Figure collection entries
>>

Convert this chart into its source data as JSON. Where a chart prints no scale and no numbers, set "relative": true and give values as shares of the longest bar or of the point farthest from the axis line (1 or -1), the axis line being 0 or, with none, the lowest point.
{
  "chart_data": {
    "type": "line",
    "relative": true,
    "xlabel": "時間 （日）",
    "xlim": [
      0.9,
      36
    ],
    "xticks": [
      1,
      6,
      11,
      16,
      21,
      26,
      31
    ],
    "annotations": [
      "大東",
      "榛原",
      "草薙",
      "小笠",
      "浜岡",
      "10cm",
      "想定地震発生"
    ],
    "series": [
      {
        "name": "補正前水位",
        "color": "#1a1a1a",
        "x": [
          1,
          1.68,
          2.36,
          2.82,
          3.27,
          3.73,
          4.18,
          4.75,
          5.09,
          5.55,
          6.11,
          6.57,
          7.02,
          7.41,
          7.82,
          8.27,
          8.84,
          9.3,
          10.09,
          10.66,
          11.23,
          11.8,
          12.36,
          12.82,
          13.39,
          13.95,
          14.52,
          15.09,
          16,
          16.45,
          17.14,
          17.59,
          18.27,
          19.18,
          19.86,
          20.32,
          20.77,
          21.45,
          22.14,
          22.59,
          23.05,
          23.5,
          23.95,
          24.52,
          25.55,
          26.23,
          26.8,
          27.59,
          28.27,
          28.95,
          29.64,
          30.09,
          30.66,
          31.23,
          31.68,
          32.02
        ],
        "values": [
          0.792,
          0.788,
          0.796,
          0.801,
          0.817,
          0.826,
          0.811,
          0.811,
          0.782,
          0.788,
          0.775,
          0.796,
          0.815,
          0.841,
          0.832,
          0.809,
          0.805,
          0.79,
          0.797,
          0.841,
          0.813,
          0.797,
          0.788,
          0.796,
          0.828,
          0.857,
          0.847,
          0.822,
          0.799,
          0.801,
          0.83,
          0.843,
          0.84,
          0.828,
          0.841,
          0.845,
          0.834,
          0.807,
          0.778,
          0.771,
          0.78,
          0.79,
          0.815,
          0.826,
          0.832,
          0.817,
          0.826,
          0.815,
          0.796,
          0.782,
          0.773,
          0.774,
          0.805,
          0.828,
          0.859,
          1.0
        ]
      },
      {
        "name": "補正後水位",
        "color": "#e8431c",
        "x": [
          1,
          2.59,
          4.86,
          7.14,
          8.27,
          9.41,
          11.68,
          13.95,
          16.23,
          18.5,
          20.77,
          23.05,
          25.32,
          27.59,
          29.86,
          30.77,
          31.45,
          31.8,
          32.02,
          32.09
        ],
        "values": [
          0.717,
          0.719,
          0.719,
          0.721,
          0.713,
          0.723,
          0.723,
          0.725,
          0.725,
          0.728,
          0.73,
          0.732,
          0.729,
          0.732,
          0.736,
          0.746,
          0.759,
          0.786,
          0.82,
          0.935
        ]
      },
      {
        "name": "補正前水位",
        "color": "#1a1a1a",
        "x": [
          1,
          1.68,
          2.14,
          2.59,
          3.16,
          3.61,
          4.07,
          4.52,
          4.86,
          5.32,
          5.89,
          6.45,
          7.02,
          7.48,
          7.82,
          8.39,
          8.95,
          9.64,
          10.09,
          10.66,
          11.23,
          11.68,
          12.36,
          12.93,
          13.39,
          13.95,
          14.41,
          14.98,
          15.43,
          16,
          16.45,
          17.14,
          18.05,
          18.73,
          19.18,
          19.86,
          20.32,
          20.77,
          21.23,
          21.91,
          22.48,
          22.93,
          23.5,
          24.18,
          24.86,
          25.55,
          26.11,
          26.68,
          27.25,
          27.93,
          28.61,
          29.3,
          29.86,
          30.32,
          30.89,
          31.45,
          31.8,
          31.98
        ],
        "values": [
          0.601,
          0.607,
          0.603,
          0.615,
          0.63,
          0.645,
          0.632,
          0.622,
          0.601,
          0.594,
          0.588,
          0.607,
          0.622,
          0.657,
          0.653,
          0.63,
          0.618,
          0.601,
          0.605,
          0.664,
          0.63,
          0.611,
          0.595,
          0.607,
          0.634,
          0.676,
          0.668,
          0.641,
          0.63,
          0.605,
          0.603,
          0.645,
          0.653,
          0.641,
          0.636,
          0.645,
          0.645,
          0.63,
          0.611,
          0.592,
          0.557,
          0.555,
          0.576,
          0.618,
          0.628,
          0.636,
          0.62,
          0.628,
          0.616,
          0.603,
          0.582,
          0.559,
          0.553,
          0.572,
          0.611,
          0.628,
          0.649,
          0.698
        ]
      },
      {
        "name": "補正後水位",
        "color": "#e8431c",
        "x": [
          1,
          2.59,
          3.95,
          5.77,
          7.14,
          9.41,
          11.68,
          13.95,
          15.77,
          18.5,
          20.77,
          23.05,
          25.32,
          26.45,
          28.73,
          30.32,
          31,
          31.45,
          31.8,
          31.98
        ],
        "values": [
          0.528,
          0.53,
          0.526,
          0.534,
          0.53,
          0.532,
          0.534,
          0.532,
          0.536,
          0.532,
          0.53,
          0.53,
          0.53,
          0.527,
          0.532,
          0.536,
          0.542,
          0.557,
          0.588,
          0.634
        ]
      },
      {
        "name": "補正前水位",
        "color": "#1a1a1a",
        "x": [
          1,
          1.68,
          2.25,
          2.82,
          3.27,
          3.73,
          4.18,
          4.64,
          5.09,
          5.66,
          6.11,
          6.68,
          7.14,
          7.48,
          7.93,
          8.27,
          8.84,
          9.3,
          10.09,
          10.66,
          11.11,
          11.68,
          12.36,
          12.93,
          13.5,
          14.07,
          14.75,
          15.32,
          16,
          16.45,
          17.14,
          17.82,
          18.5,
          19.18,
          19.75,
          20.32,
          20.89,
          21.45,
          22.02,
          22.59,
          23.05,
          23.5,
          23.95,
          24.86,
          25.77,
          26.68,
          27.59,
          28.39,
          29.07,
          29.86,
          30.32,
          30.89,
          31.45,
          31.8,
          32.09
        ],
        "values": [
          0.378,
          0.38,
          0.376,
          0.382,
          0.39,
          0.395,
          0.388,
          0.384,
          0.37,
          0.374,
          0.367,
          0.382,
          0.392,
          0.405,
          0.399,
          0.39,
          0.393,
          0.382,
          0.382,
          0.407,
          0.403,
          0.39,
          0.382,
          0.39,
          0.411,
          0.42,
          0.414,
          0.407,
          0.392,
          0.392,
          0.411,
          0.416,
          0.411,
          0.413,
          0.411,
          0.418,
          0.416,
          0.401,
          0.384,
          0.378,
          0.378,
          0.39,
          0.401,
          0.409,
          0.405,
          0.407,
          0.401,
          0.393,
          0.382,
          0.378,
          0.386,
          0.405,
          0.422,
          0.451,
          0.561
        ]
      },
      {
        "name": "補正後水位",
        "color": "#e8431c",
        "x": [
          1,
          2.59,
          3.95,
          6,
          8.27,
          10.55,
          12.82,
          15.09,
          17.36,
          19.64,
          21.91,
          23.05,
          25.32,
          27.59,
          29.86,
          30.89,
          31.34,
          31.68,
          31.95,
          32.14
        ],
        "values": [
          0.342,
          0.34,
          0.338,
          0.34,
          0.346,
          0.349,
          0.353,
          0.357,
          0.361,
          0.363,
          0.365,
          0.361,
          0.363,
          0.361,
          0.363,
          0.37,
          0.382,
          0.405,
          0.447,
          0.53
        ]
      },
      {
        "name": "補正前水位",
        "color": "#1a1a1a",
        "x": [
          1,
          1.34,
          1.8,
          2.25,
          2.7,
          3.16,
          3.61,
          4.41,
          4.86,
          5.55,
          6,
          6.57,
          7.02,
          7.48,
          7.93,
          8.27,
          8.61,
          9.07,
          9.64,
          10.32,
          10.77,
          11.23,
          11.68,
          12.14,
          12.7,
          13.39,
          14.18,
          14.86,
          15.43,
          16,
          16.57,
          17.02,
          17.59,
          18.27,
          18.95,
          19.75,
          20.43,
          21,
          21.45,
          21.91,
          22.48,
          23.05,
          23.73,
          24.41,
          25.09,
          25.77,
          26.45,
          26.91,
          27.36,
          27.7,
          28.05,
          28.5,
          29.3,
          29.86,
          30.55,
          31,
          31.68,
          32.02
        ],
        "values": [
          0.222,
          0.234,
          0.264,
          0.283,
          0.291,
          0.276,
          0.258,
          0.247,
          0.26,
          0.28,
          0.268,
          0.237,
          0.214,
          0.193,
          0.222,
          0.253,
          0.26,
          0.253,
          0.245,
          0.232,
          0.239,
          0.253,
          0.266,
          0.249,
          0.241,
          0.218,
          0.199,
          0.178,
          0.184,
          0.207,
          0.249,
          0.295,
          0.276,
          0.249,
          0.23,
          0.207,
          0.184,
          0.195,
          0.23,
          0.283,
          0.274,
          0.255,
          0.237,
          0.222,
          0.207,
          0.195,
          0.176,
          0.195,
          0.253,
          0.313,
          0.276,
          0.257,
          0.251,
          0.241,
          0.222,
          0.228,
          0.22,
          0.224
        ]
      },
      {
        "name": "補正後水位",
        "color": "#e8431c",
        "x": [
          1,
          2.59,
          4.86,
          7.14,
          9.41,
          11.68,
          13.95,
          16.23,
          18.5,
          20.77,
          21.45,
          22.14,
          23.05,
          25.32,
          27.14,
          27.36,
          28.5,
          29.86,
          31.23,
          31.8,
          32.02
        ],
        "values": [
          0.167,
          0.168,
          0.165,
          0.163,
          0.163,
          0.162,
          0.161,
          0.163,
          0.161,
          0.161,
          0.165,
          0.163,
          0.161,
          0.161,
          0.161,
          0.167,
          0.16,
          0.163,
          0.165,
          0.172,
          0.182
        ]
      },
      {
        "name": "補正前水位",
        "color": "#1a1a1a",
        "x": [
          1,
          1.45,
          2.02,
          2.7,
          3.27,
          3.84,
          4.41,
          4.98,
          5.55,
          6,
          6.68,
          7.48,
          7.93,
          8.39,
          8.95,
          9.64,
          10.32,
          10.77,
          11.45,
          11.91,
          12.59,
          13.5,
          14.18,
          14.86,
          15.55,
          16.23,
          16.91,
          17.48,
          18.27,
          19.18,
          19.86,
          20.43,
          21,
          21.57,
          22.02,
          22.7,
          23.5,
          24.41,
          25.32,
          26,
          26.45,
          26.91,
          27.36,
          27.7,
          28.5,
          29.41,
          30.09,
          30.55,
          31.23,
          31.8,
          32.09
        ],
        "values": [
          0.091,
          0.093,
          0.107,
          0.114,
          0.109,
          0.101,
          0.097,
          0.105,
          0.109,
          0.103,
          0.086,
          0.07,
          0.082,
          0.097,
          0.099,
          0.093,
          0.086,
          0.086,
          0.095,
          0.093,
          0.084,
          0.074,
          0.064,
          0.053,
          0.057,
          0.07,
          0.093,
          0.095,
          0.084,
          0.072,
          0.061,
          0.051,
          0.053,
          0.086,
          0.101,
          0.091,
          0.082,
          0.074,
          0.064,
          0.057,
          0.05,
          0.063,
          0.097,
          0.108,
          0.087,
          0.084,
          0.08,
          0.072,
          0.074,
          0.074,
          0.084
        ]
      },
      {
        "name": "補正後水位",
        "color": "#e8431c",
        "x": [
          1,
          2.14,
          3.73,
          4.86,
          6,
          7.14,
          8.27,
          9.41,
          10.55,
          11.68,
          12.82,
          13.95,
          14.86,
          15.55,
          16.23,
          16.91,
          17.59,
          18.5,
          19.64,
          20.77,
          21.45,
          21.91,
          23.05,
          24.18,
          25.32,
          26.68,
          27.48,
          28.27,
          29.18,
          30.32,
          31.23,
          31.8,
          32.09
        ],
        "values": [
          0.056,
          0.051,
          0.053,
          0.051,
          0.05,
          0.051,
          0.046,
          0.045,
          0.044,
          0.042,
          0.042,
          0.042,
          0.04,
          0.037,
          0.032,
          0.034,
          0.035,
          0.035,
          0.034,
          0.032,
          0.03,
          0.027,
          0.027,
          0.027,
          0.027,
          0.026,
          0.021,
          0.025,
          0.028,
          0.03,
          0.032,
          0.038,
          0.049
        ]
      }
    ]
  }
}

<<

▶ _Instruction_
Of the lines above, how many contain the string "true"? Only the number is required.

▶ _Exercise solution_
2